### [Set task]
Drop every picture and give the entries back exactly.

-- start Extracted entries --

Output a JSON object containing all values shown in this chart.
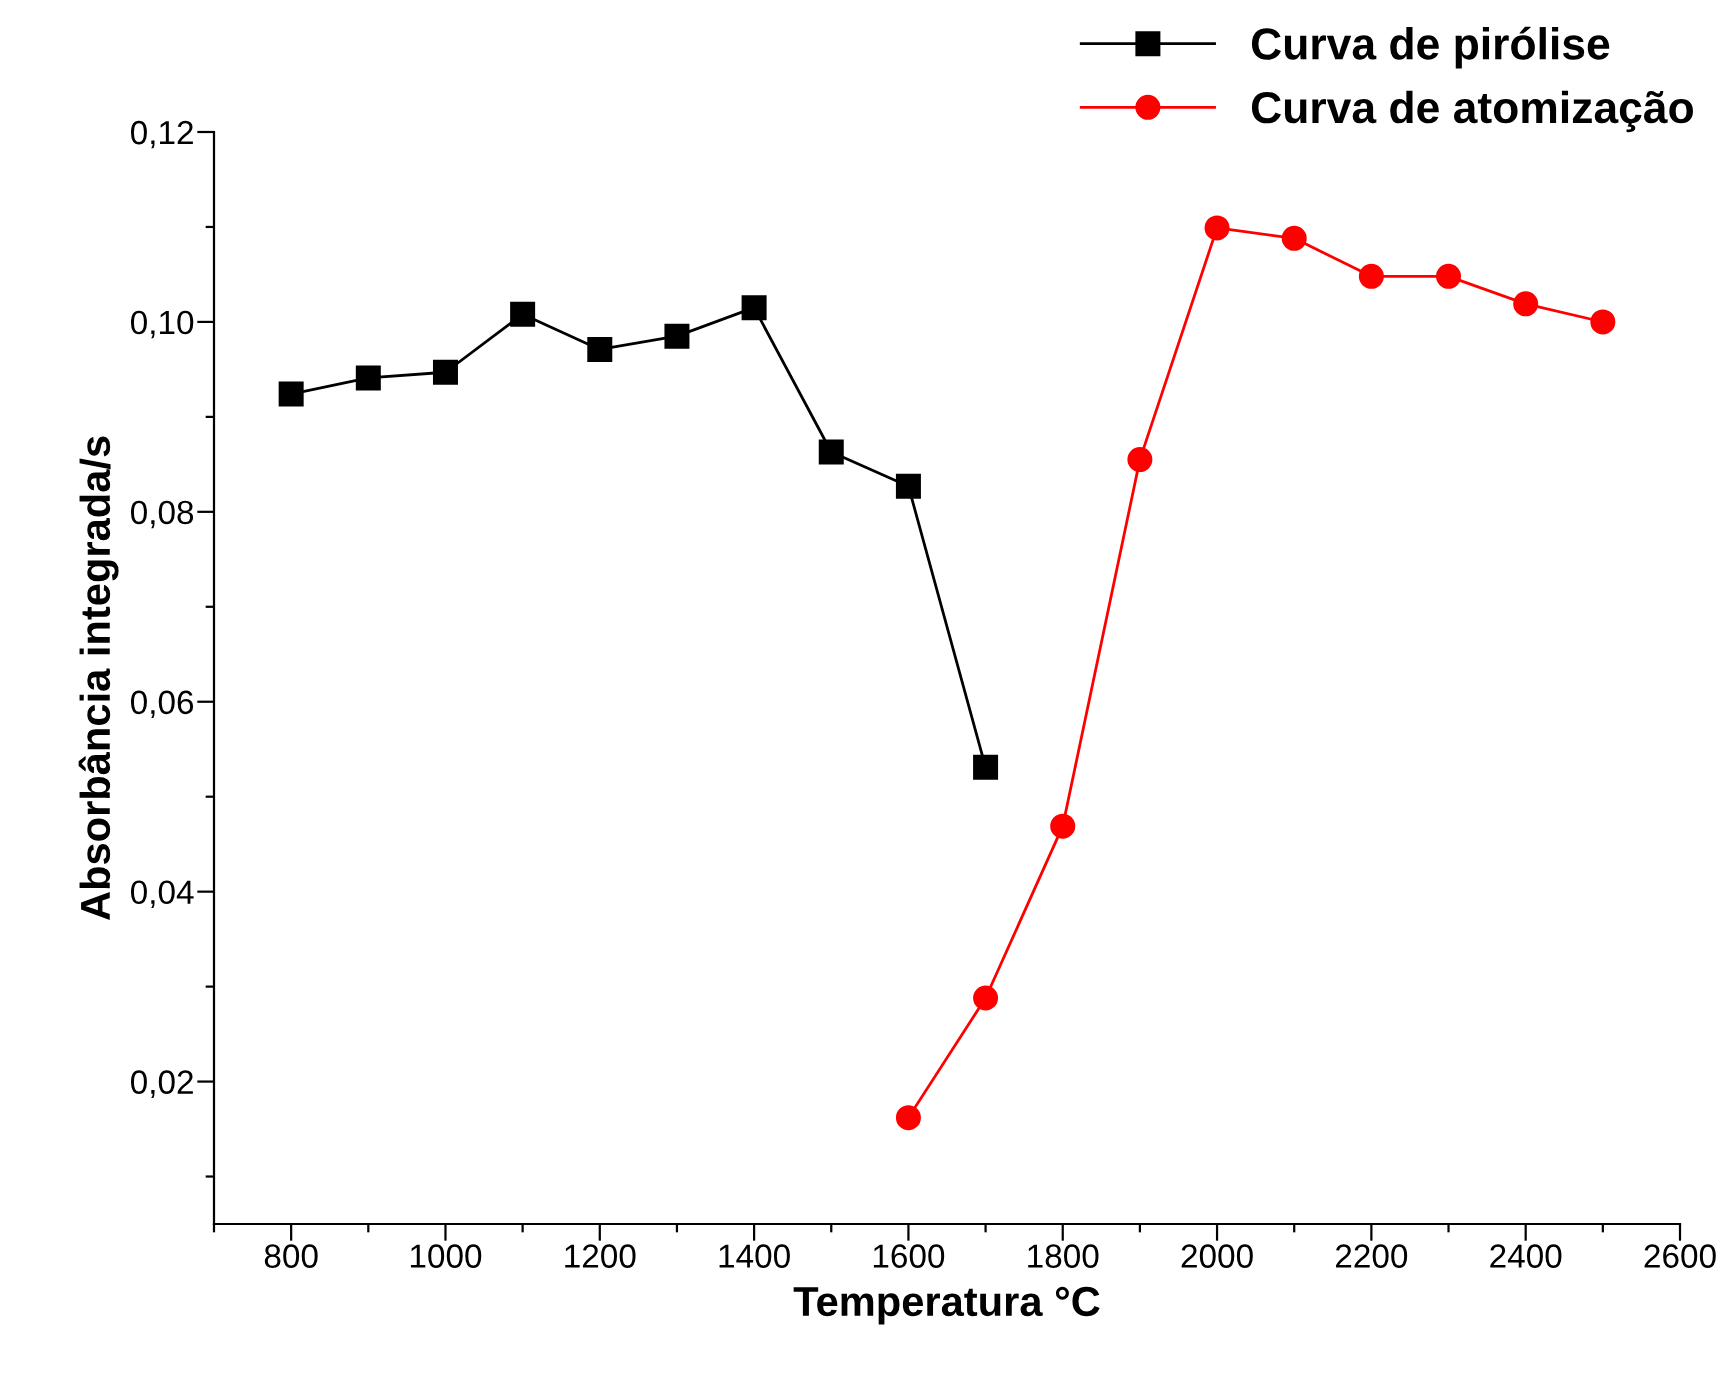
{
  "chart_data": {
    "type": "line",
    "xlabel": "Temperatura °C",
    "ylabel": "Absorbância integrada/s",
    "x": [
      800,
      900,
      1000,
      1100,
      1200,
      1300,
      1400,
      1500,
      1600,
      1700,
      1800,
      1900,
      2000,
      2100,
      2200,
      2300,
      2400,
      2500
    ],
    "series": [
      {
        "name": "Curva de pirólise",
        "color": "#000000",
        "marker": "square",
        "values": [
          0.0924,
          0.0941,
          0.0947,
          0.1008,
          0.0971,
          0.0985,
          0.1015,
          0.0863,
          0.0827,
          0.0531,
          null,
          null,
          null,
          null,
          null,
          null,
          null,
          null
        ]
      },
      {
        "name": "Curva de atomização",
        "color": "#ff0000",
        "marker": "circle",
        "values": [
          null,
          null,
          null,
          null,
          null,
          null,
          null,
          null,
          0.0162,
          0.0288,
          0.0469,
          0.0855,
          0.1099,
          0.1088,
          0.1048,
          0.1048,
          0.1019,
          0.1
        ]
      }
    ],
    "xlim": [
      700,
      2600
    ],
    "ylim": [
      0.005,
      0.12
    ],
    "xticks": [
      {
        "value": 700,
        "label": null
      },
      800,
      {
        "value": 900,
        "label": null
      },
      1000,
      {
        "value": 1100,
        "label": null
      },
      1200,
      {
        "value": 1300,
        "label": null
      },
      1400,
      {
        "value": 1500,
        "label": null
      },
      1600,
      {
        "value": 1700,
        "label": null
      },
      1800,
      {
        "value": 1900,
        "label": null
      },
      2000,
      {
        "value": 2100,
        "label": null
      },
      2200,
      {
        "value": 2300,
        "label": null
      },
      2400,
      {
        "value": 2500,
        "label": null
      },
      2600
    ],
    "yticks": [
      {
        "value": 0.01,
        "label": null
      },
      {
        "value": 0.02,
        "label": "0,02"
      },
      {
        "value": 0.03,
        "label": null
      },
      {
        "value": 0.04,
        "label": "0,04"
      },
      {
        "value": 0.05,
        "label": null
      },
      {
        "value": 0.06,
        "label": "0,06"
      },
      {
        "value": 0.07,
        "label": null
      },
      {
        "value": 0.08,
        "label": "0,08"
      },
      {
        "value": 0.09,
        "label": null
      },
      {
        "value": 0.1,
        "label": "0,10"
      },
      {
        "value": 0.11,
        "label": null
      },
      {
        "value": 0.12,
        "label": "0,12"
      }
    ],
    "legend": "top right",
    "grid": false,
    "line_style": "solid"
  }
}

-- end Extracted entries --

### [Written response]
Output a JSON object containing all values shown in this chart.
{
  "chart_data": {
    "type": "line",
    "xlabel": "Temperatura °C",
    "ylabel": "Absorbância integrada/s",
    "x": [
      800,
      900,
      1000,
      1100,
      1200,
      1300,
      1400,
      1500,
      1600,
      1700,
      1800,
      1900,
      2000,
      2100,
      2200,
      2300,
      2400,
      2500
    ],
    "series": [
      {
        "name": "Curva de pirólise",
        "color": "#000000",
        "marker": "square",
        "values": [
          0.0924,
          0.0941,
          0.0947,
          0.1008,
          0.0971,
          0.0985,
          0.1015,
          0.0863,
          0.0827,
          0.0531,
          null,
          null,
          null,
          null,
          null,
          null,
          null,
          null
        ]
      },
      {
        "name": "Curva de atomização",
        "color": "#ff0000",
        "marker": "circle",
        "values": [
          null,
          null,
          null,
          null,
          null,
          null,
          null,
          null,
          0.0162,
          0.0288,
          0.0469,
          0.0855,
          0.1099,
          0.1088,
          0.1048,
          0.1048,
          0.1019,
          0.1
        ]
      }
    ],
    "xlim": [
      700,
      2600
    ],
    "ylim": [
      0.005,
      0.12
    ],
    "xticks": [
      {
        "value": 700,
        "label": null
      },
      800,
      {
        "value": 900,
        "label": null
      },
      1000,
      {
        "value": 1100,
        "label": null
      },
      1200,
      {
        "value": 1300,
        "label": null
      },
      1400,
      {
        "value": 1500,
        "label": null
      },
      1600,
      {
        "value": 1700,
        "label": null
      },
      1800,
      {
        "value": 1900,
        "label": null
      },
      2000,
      {
        "value": 2100,
        "label": null
      },
      2200,
      {
        "value": 2300,
        "label": null
      },
      2400,
      {
        "value": 2500,
        "label": null
      },
      2600
    ],
    "yticks": [
      {
        "value": 0.01,
        "label": null
      },
      {
        "value": 0.02,
        "label": "0,02"
      },
      {
        "value": 0.03,
        "label": null
      },
      {
        "value": 0.04,
        "label": "0,04"
      },
      {
        "value": 0.05,
        "label": null
      },
      {
        "value": 0.06,
        "label": "0,06"
      },
      {
        "value": 0.07,
        "label": null
      },
      {
        "value": 0.08,
        "label": "0,08"
      },
      {
        "value": 0.09,
        "label": null
      },
      {
        "value": 0.1,
        "label": "0,10"
      },
      {
        "value": 0.11,
        "label": null
      },
      {
        "value": 0.12,
        "label": "0,12"
      }
    ],
    "legend": "top right",
    "grid": false,
    "line_style": "solid"
  }
}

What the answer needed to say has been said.